• _Your instructions_
Quote every line of the records below word for word, and leave the pictures out of your answer.

• _Exercise input_

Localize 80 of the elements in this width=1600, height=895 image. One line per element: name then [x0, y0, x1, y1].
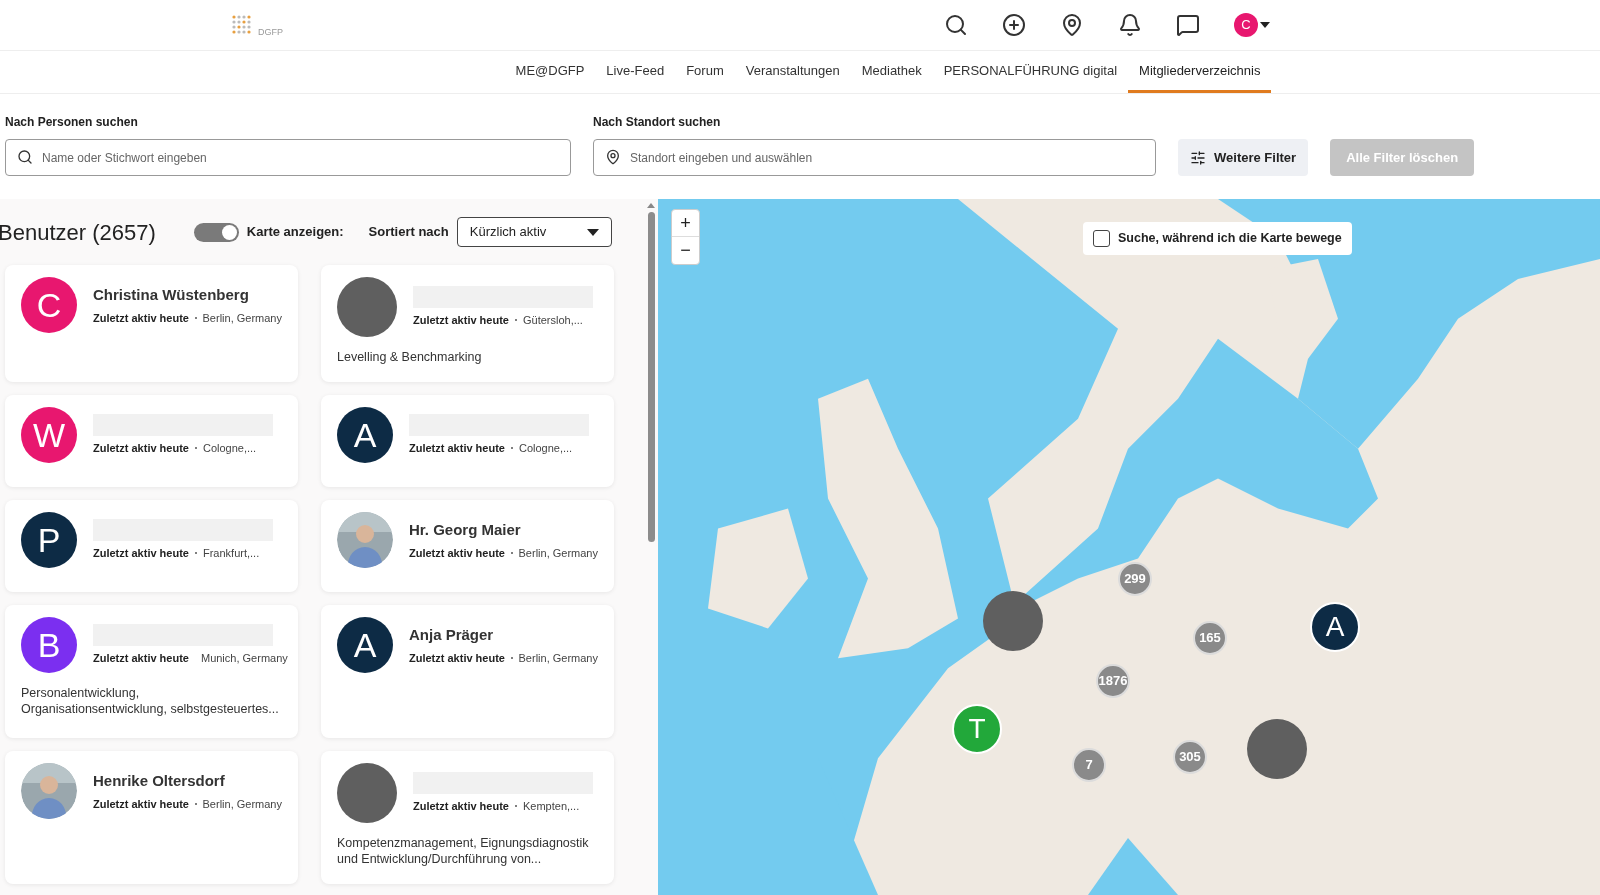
- zoom-out-button[interactable]: −: [672, 237, 699, 264]
- avatar: W: [21, 407, 77, 463]
- nav-tab[interactable]: Live-Feed: [595, 51, 676, 93]
- notification-icon[interactable]: [1118, 13, 1142, 37]
- activity-status: Zuletzt aktiv heute: [93, 797, 189, 812]
- map-toggle[interactable]: [193, 222, 239, 242]
- avatar: [337, 277, 397, 337]
- member-bio: Kompetenzmanagement, Eignungsdiagnostik und Entwicklung/Durchführung von...: [337, 835, 590, 867]
- toggle-label: Karte anzeigen:: [246, 223, 344, 242]
- member-name: Christina Wüstenberg: [93, 284, 250, 305]
- avatar: A: [337, 617, 393, 673]
- logo-text: DGFP: [258, 26, 283, 40]
- checkbox-label: Suche, während ich die Karte bewege: [1118, 230, 1342, 248]
- search-icon[interactable]: [944, 13, 968, 37]
- field-label: Nach Standort suchen: [593, 114, 722, 131]
- nav-tab[interactable]: Forum: [675, 51, 735, 93]
- sliders-icon: [1190, 149, 1206, 166]
- list-title: Benutzer (2657): [0, 218, 156, 247]
- more-filters-button[interactable]: Weitere Filter: [1178, 139, 1309, 176]
- nav-tab[interactable]: Mediathek: [850, 51, 933, 93]
- member-location: Cologne,...: [518, 440, 573, 456]
- activity-status: Zuletzt aktiv heute: [93, 440, 189, 456]
- scroll-up-icon[interactable]: [647, 203, 655, 208]
- sort-dropdown[interactable]: Kürzlich aktiv: [456, 217, 612, 247]
- add-icon[interactable]: [1002, 13, 1026, 37]
- member-card[interactable]: Zuletzt aktiv heute Kempten,... Kompetenzmanagement, Eignungsdiagnostik und Entwicklung/Durchführung von...: [321, 751, 614, 884]
- member-location: Berlin, Germany: [202, 797, 282, 812]
- member-bio: Personalentwicklung, Organisationsentwicklung, selbstgesteuertes...: [21, 685, 280, 717]
- activity-status: Zuletzt aktiv heute: [409, 440, 505, 456]
- person-search-field[interactable]: Name oder Stichwort eingeben: [5, 139, 571, 176]
- member-name: Hr. Georg Maier: [409, 519, 522, 540]
- activity-status: Zuletzt aktiv heute: [409, 651, 505, 666]
- activity-status: Zuletzt aktiv heute: [93, 311, 189, 326]
- field-label: Nach Personen suchen: [5, 114, 139, 131]
- member-location: Berlin, Germany: [518, 546, 598, 561]
- search-icon: [17, 149, 33, 165]
- member-location: Berlin, Germany: [202, 311, 282, 326]
- nav-tab[interactable]: PERSONALFÜHRUNG digital: [932, 51, 1129, 93]
- caret-icon[interactable]: [1260, 22, 1270, 28]
- search-on-move-control[interactable]: Suche, während ich die Karte bewege: [1083, 222, 1352, 255]
- member-location: Berlin, Germany: [518, 651, 598, 666]
- activity-status: Zuletzt aktiv heute: [413, 798, 509, 814]
- nav-tab[interactable]: Veranstaltungen: [734, 51, 851, 93]
- activity-status: Zuletzt aktiv heute: [409, 546, 505, 561]
- user-avatar[interactable]: C: [1234, 13, 1258, 37]
- member-name: Henrike Oltersdorf: [93, 770, 226, 791]
- nav-tab[interactable]: Mitgliederverzeichnis: [1128, 51, 1272, 93]
- chat-icon[interactable]: [1176, 13, 1200, 37]
- member-card[interactable]: C Christina Wüstenberg Zuletzt aktiv heute Berlin, Germany: [5, 265, 298, 382]
- member-card[interactable]: W Zuletzt aktiv heute Cologne,...: [5, 395, 298, 487]
- activity-status: Zuletzt aktiv heute: [93, 545, 189, 561]
- avatar: P: [21, 512, 77, 568]
- member-card[interactable]: A Zuletzt aktiv heute Cologne,...: [321, 395, 614, 487]
- nav-tab[interactable]: ME@DGFP: [504, 51, 596, 93]
- location-pin-icon[interactable]: [1060, 13, 1084, 37]
- member-location: Munich, Germany: [200, 650, 288, 666]
- caret-icon: [586, 228, 599, 236]
- member-location: Kempten,...: [522, 798, 580, 814]
- member-name: Anja Präger: [409, 624, 495, 645]
- member-card[interactable]: B Zuletzt aktiv heute Munich, Germany Personalentwicklung, Organisationsentwicklung, selbstgesteuertes...: [5, 605, 298, 738]
- member-location: Gütersloh,...: [522, 312, 583, 328]
- member-card[interactable]: Zuletzt aktiv heute Gütersloh,... Levelling & Benchmarking: [321, 265, 614, 382]
- zoom-in-button[interactable]: +: [672, 210, 699, 237]
- member-card[interactable]: A Anja Präger Zuletzt aktiv heute Berlin, Germany: [321, 605, 614, 738]
- member-card[interactable]: Henrike Oltersdorf Zuletzt aktiv heute Berlin, Germany: [5, 751, 298, 884]
- location-search-field[interactable]: Standort eingeben und auswählen: [593, 139, 1156, 176]
- avatar: [337, 763, 397, 823]
- avatar: A: [337, 407, 393, 463]
- member-bio: Levelling & Benchmarking: [337, 349, 483, 365]
- location-pin-icon: [605, 149, 621, 165]
- member-location: Cologne,...: [202, 440, 257, 456]
- member-card[interactable]: Hr. Georg Maier Zuletzt aktiv heute Berlin, Germany: [321, 500, 614, 592]
- avatar: B: [21, 617, 77, 673]
- member-card[interactable]: P Zuletzt aktiv heute Frankfurt,...: [5, 500, 298, 592]
- activity-status: Zuletzt aktiv heute: [93, 650, 189, 666]
- activity-status: Zuletzt aktiv heute: [413, 312, 509, 328]
- sort-label: Sortiert nach: [368, 223, 449, 242]
- checkbox[interactable]: [1093, 230, 1110, 247]
- member-location: Frankfurt,...: [202, 545, 260, 561]
- avatar: C: [21, 277, 77, 333]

• _Exercise response_
Localize 80 of the elements in this width=1600, height=895 image. One line per element: name then [x0, y0, x1, y1].
- zoom-out-button[interactable]: −: [672, 237, 699, 264]
- avatar: W: [21, 407, 77, 463]
- nav-tab[interactable]: Live-Feed: [595, 51, 676, 93]
- notification-icon[interactable]: [1118, 13, 1142, 37]
- activity-status: Zuletzt aktiv heute: [93, 797, 189, 812]
- map-toggle[interactable]: [193, 222, 239, 242]
- avatar: [337, 277, 397, 337]
- member-bio: Kompetenzmanagement, Eignungsdiagnostik und Entwicklung/Durchführung von...: [337, 835, 590, 867]
- toggle-label: Karte anzeigen:: [246, 223, 344, 242]
- member-name: Christina Wüstenberg: [93, 284, 250, 305]
- avatar: A: [337, 617, 393, 673]
- logo-text: DGFP: [258, 26, 283, 40]
- checkbox-label: Suche, während ich die Karte bewege: [1118, 230, 1342, 248]
- search-icon[interactable]: [944, 13, 968, 37]
- field-label: Nach Standort suchen: [593, 114, 722, 131]
- nav-tab[interactable]: Forum: [675, 51, 735, 93]
- sliders-icon: [1190, 149, 1206, 166]
- list-title: Benutzer (2657): [0, 218, 156, 247]
- more-filters-button[interactable]: Weitere Filter: [1178, 139, 1309, 176]
- nav-tab[interactable]: Mediathek: [850, 51, 933, 93]
- member-location: Cologne,...: [518, 440, 573, 456]
- activity-status: Zuletzt aktiv heute: [93, 440, 189, 456]
- scroll-up-icon[interactable]: [647, 203, 655, 208]
- sort-dropdown[interactable]: Kürzlich aktiv: [456, 217, 612, 247]
- add-icon[interactable]: [1002, 13, 1026, 37]
- member-card[interactable]: Zuletzt aktiv heute Kempten,... Kompetenzmanagement, Eignungsdiagnostik und Entwicklung/Durchführung von...: [321, 751, 614, 884]
- member-location: Berlin, Germany: [202, 797, 282, 812]
- member-bio: Personalentwicklung, Organisationsentwicklung, selbstgesteuertes...: [21, 685, 280, 717]
- activity-status: Zuletzt aktiv heute: [409, 440, 505, 456]
- person-search-field[interactable]: Name oder Stichwort eingeben: [5, 139, 571, 176]
- member-name: Hr. Georg Maier: [409, 519, 522, 540]
- activity-status: Zuletzt aktiv heute: [409, 651, 505, 666]
- activity-status: Zuletzt aktiv heute: [93, 311, 189, 326]
- field-label: Nach Personen suchen: [5, 114, 139, 131]
- member-location: Berlin, Germany: [518, 546, 598, 561]
- search-icon: [17, 149, 33, 165]
- member-location: Berlin, Germany: [202, 311, 282, 326]
- nav-tab[interactable]: PERSONALFÜHRUNG digital: [932, 51, 1129, 93]
- caret-icon[interactable]: [1260, 22, 1270, 28]
- search-on-move-control[interactable]: Suche, während ich die Karte bewege: [1083, 222, 1352, 255]
- member-location: Berlin, Germany: [518, 651, 598, 666]
- activity-status: Zuletzt aktiv heute: [413, 798, 509, 814]
- nav-tab[interactable]: Veranstaltungen: [734, 51, 851, 93]
- activity-status: Zuletzt aktiv heute: [409, 546, 505, 561]
- user-avatar[interactable]: C: [1234, 13, 1258, 37]
- member-name: Henrike Oltersdorf: [93, 770, 226, 791]
- nav-tab[interactable]: Mitgliederverzeichnis: [1128, 51, 1272, 93]
- chat-icon[interactable]: [1176, 13, 1200, 37]
- member-card[interactable]: C Christina Wüstenberg Zuletzt aktiv heute Berlin, Germany: [5, 265, 298, 382]
- member-card[interactable]: W Zuletzt aktiv heute Cologne,...: [5, 395, 298, 487]
- activity-status: Zuletzt aktiv heute: [93, 545, 189, 561]
- avatar: P: [21, 512, 77, 568]
- member-card[interactable]: A Zuletzt aktiv heute Cologne,...: [321, 395, 614, 487]
- nav-tab[interactable]: ME@DGFP: [504, 51, 596, 93]
- location-pin-icon[interactable]: [1060, 13, 1084, 37]
- member-location: Munich, Germany: [200, 650, 288, 666]
- caret-icon: [586, 228, 599, 236]
- member-location: Kempten,...: [522, 798, 580, 814]
- member-name: Anja Präger: [409, 624, 495, 645]
- member-card[interactable]: B Zuletzt aktiv heute Munich, Germany Personalentwicklung, Organisationsentwicklung, selbstgesteuertes...: [5, 605, 298, 738]
- member-location: Gütersloh,...: [522, 312, 583, 328]
- member-card[interactable]: Zuletzt aktiv heute Gütersloh,... Levelling & Benchmarking: [321, 265, 614, 382]
- zoom-in-button[interactable]: +: [672, 210, 699, 237]
- member-card[interactable]: A Anja Präger Zuletzt aktiv heute Berlin, Germany: [321, 605, 614, 738]
- member-card[interactable]: Henrike Oltersdorf Zuletzt aktiv heute Berlin, Germany: [5, 751, 298, 884]
- location-search-field[interactable]: Standort eingeben und auswählen: [593, 139, 1156, 176]
- avatar: [337, 763, 397, 823]
- avatar: A: [337, 407, 393, 463]
- member-bio: Levelling & Benchmarking: [337, 349, 483, 365]
- location-pin-icon: [605, 149, 621, 165]
- member-location: Cologne,...: [202, 440, 257, 456]
- member-card[interactable]: Hr. Georg Maier Zuletzt aktiv heute Berlin, Germany: [321, 500, 614, 592]
- avatar: B: [21, 617, 77, 673]
- member-card[interactable]: P Zuletzt aktiv heute Frankfurt,...: [5, 500, 298, 592]
- activity-status: Zuletzt aktiv heute: [93, 650, 189, 666]
- activity-status: Zuletzt aktiv heute: [413, 312, 509, 328]
- sort-label: Sortiert nach: [368, 223, 449, 242]
- checkbox[interactable]: [1093, 230, 1110, 247]
- member-location: Frankfurt,...: [202, 545, 260, 561]
- avatar: C: [21, 277, 77, 333]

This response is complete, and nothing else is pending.